The records below are to be repeated in full, exactly as they are.

Items »
· · · · · · ·

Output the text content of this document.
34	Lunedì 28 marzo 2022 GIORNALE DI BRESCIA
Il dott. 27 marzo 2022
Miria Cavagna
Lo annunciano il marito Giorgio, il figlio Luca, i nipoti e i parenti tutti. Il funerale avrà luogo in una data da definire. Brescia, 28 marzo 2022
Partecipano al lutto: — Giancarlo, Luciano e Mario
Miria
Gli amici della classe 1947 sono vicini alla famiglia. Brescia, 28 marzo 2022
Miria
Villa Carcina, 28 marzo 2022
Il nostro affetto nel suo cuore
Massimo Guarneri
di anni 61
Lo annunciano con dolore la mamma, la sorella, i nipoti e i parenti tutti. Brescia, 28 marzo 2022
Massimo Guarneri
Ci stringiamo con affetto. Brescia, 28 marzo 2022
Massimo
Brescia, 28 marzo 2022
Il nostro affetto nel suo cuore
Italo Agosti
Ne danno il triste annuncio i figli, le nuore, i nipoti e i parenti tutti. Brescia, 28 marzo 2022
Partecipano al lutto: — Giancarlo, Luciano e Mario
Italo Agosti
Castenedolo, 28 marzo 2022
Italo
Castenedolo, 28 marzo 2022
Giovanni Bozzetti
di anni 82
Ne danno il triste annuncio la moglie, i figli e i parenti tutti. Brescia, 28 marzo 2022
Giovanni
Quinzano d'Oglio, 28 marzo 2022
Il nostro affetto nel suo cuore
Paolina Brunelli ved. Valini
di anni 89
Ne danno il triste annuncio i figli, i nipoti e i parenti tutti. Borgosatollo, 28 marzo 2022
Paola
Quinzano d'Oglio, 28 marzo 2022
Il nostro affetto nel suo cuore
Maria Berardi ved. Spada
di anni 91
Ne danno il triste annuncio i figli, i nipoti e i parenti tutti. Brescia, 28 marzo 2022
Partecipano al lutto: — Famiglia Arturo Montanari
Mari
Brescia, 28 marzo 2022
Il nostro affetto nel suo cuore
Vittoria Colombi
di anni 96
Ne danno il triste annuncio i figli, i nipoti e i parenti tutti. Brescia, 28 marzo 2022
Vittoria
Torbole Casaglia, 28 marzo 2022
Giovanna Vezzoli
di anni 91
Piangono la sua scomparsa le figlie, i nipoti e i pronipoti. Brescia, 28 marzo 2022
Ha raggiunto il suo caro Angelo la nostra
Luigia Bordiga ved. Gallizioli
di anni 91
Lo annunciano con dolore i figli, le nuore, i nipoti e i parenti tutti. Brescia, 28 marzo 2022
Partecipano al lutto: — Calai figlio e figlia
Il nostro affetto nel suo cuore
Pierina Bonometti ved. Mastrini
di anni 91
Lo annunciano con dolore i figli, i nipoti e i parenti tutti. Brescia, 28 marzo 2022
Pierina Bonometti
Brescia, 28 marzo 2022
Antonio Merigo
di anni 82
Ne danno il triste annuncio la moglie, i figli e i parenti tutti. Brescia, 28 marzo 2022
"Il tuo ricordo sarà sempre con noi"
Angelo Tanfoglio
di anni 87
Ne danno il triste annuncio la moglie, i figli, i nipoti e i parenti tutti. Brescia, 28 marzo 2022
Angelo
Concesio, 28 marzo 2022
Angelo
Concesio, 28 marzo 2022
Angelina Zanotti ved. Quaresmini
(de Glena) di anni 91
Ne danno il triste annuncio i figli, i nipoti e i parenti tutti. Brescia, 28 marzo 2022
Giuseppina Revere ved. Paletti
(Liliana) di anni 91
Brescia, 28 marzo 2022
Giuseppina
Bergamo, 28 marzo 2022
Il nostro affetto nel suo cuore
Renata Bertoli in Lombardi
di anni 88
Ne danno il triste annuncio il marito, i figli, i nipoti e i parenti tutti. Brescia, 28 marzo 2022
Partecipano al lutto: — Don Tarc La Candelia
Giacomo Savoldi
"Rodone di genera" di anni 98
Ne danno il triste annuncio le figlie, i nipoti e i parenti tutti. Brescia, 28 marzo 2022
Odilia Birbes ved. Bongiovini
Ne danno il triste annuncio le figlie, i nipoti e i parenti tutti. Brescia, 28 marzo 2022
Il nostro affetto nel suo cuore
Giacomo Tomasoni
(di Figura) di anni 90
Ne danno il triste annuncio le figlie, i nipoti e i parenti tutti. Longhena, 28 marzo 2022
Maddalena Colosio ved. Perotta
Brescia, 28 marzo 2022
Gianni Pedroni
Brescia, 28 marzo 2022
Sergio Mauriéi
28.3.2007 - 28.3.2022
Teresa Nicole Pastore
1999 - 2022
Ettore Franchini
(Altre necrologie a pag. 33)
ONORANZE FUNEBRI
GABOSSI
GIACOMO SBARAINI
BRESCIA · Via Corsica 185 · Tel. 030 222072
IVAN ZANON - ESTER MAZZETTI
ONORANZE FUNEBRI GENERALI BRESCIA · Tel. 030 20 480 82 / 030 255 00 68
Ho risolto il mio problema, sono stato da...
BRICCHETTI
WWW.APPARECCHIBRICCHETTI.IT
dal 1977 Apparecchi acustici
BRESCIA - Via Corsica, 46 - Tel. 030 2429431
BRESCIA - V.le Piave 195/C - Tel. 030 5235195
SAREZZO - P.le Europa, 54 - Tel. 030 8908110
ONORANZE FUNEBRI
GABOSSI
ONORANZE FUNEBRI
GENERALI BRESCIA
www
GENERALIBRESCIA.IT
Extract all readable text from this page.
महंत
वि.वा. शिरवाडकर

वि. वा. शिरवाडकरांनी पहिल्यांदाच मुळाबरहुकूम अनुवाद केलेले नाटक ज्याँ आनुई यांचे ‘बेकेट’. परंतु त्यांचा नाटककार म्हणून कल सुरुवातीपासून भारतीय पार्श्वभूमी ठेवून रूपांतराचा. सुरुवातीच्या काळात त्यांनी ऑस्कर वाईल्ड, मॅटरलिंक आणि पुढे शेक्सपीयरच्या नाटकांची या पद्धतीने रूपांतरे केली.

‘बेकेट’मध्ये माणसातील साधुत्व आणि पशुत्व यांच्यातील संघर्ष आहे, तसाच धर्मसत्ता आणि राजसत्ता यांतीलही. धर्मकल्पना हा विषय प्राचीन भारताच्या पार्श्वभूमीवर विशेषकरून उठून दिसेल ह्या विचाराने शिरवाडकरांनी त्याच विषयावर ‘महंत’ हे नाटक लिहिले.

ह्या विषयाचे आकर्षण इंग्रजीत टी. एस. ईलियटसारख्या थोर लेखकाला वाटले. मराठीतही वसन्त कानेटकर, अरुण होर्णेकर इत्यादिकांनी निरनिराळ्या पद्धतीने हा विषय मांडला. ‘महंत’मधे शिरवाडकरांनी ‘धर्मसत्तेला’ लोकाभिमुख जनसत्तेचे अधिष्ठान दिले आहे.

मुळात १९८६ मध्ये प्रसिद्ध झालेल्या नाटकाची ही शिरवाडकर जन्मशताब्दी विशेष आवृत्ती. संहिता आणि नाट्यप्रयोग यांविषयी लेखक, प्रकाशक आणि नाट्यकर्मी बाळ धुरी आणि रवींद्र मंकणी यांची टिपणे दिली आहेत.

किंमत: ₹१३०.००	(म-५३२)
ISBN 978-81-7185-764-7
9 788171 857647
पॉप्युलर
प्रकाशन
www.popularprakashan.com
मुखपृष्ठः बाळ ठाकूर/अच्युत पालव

· · · · · · ·

Full response »
Output the text content of this document.
34	Lunedì 28 marzo 2022 GIORNALE DI BRESCIA
Il dott. 27 marzo 2022
Miria Cavagna
Lo annunciano il marito Giorgio, il figlio Luca, i nipoti e i parenti tutti. Il funerale avrà luogo in una data da definire. Brescia, 28 marzo 2022
Partecipano al lutto: — Giancarlo, Luciano e Mario
Miria
Gli amici della classe 1947 sono vicini alla famiglia. Brescia, 28 marzo 2022
Miria
Villa Carcina, 28 marzo 2022
Il nostro affetto nel suo cuore
Massimo Guarneri
di anni 61
Lo annunciano con dolore la mamma, la sorella, i nipoti e i parenti tutti. Brescia, 28 marzo 2022
Massimo Guarneri
Ci stringiamo con affetto. Brescia, 28 marzo 2022
Massimo
Brescia, 28 marzo 2022
Il nostro affetto nel suo cuore
Italo Agosti
Ne danno il triste annuncio i figli, le nuore, i nipoti e i parenti tutti. Brescia, 28 marzo 2022
Partecipano al lutto: — Giancarlo, Luciano e Mario
Italo Agosti
Castenedolo, 28 marzo 2022
Italo
Castenedolo, 28 marzo 2022
Giovanni Bozzetti
di anni 82
Ne danno il triste annuncio la moglie, i figli e i parenti tutti. Brescia, 28 marzo 2022
Giovanni
Quinzano d'Oglio, 28 marzo 2022
Il nostro affetto nel suo cuore
Paolina Brunelli ved. Valini
di anni 89
Ne danno il triste annuncio i figli, i nipoti e i parenti tutti. Borgosatollo, 28 marzo 2022
Paola
Quinzano d'Oglio, 28 marzo 2022
Il nostro affetto nel suo cuore
Maria Berardi ved. Spada
di anni 91
Ne danno il triste annuncio i figli, i nipoti e i parenti tutti. Brescia, 28 marzo 2022
Partecipano al lutto: — Famiglia Arturo Montanari
Mari
Brescia, 28 marzo 2022
Il nostro affetto nel suo cuore
Vittoria Colombi
di anni 96
Ne danno il triste annuncio i figli, i nipoti e i parenti tutti. Brescia, 28 marzo 2022
Vittoria
Torbole Casaglia, 28 marzo 2022
Giovanna Vezzoli
di anni 91
Piangono la sua scomparsa le figlie, i nipoti e i pronipoti. Brescia, 28 marzo 2022
Ha raggiunto il suo caro Angelo la nostra
Luigia Bordiga ved. Gallizioli
di anni 91
Lo annunciano con dolore i figli, le nuore, i nipoti e i parenti tutti. Brescia, 28 marzo 2022
Partecipano al lutto: — Calai figlio e figlia
Il nostro affetto nel suo cuore
Pierina Bonometti ved. Mastrini
di anni 91
Lo annunciano con dolore i figli, i nipoti e i parenti tutti. Brescia, 28 marzo 2022
Pierina Bonometti
Brescia, 28 marzo 2022
Antonio Merigo
di anni 82
Ne danno il triste annuncio la moglie, i figli e i parenti tutti. Brescia, 28 marzo 2022
"Il tuo ricordo sarà sempre con noi"
Angelo Tanfoglio
di anni 87
Ne danno il triste annuncio la moglie, i figli, i nipoti e i parenti tutti. Brescia, 28 marzo 2022
Angelo
Concesio, 28 marzo 2022
Angelo
Concesio, 28 marzo 2022
Angelina Zanotti ved. Quaresmini
(de Glena) di anni 91
Ne danno il triste annuncio i figli, i nipoti e i parenti tutti. Brescia, 28 marzo 2022
Giuseppina Revere ved. Paletti
(Liliana) di anni 91
Brescia, 28 marzo 2022
Giuseppina
Bergamo, 28 marzo 2022
Il nostro affetto nel suo cuore
Renata Bertoli in Lombardi
di anni 88
Ne danno il triste annuncio il marito, i figli, i nipoti e i parenti tutti. Brescia, 28 marzo 2022
Partecipano al lutto: — Don Tarc La Candelia
Giacomo Savoldi
"Rodone di genera" di anni 98
Ne danno il triste annuncio le figlie, i nipoti e i parenti tutti. Brescia, 28 marzo 2022
Odilia Birbes ved. Bongiovini
Ne danno il triste annuncio le figlie, i nipoti e i parenti tutti. Brescia, 28 marzo 2022
Il nostro affetto nel suo cuore
Giacomo Tomasoni
(di Figura) di anni 90
Ne danno il triste annuncio le figlie, i nipoti e i parenti tutti. Longhena, 28 marzo 2022
Maddalena Colosio ved. Perotta
Brescia, 28 marzo 2022
Gianni Pedroni
Brescia, 28 marzo 2022
Sergio Mauriéi
28.3.2007 - 28.3.2022
Teresa Nicole Pastore
1999 - 2022
Ettore Franchini
(Altre necrologie a pag. 33)
ONORANZE FUNEBRI
GABOSSI
GIACOMO SBARAINI
BRESCIA · Via Corsica 185 · Tel. 030 222072
IVAN ZANON - ESTER MAZZETTI
ONORANZE FUNEBRI GENERALI BRESCIA · Tel. 030 20 480 82 / 030 255 00 68
Ho risolto il mio problema, sono stato da...
BRICCHETTI
WWW.APPARECCHIBRICCHETTI.IT
dal 1977 Apparecchi acustici
BRESCIA - Via Corsica, 46 - Tel. 030 2429431
BRESCIA - V.le Piave 195/C - Tel. 030 5235195
SAREZZO - P.le Europa, 54 - Tel. 030 8908110
ONORANZE FUNEBRI
GABOSSI
ONORANZE FUNEBRI
GENERALI BRESCIA
www
GENERALIBRESCIA.IT
Extract all readable text from this page.
महंत
वि.वा. शिरवाडकर

वि. वा. शिरवाडकरांनी पहिल्यांदाच मुळाबरहुकूम अनुवाद केलेले नाटक ज्याँ आनुई यांचे ‘बेकेट’. परंतु त्यांचा नाटककार म्हणून कल सुरुवातीपासून भारतीय पार्श्वभूमी ठेवून रूपांतराचा. सुरुवातीच्या काळात त्यांनी ऑस्कर वाईल्ड, मॅटरलिंक आणि पुढे शेक्सपीयरच्या नाटकांची या पद्धतीने रूपांतरे केली.

‘बेकेट’मध्ये माणसातील साधुत्व आणि पशुत्व यांच्यातील संघर्ष आहे, तसाच धर्मसत्ता आणि राजसत्ता यांतीलही. धर्मकल्पना हा विषय प्राचीन भारताच्या पार्श्वभूमीवर विशेषकरून उठून दिसेल ह्या विचाराने शिरवाडकरांनी त्याच विषयावर ‘महंत’ हे नाटक लिहिले.

ह्या विषयाचे आकर्षण इंग्रजीत टी. एस. ईलियटसारख्या थोर लेखकाला वाटले. मराठीतही वसन्त कानेटकर, अरुण होर्णेकर इत्यादिकांनी निरनिराळ्या पद्धतीने हा विषय मांडला. ‘महंत’मधे शिरवाडकरांनी ‘धर्मसत्तेला’ लोकाभिमुख जनसत्तेचे अधिष्ठान दिले आहे.

मुळात १९८६ मध्ये प्रसिद्ध झालेल्या नाटकाची ही शिरवाडकर जन्मशताब्दी विशेष आवृत्ती. संहिता आणि नाट्यप्रयोग यांविषयी लेखक, प्रकाशक आणि नाट्यकर्मी बाळ धुरी आणि रवींद्र मंकणी यांची टिपणे दिली आहेत.

किंमत: ₹१३०.००	(म-५३२)
ISBN 978-81-7185-764-7
9 788171 857647
पॉप्युलर
प्रकाशन
www.popularprakashan.com
मुखपृष्ठः बाळ ठाकूर/अच्युत पालव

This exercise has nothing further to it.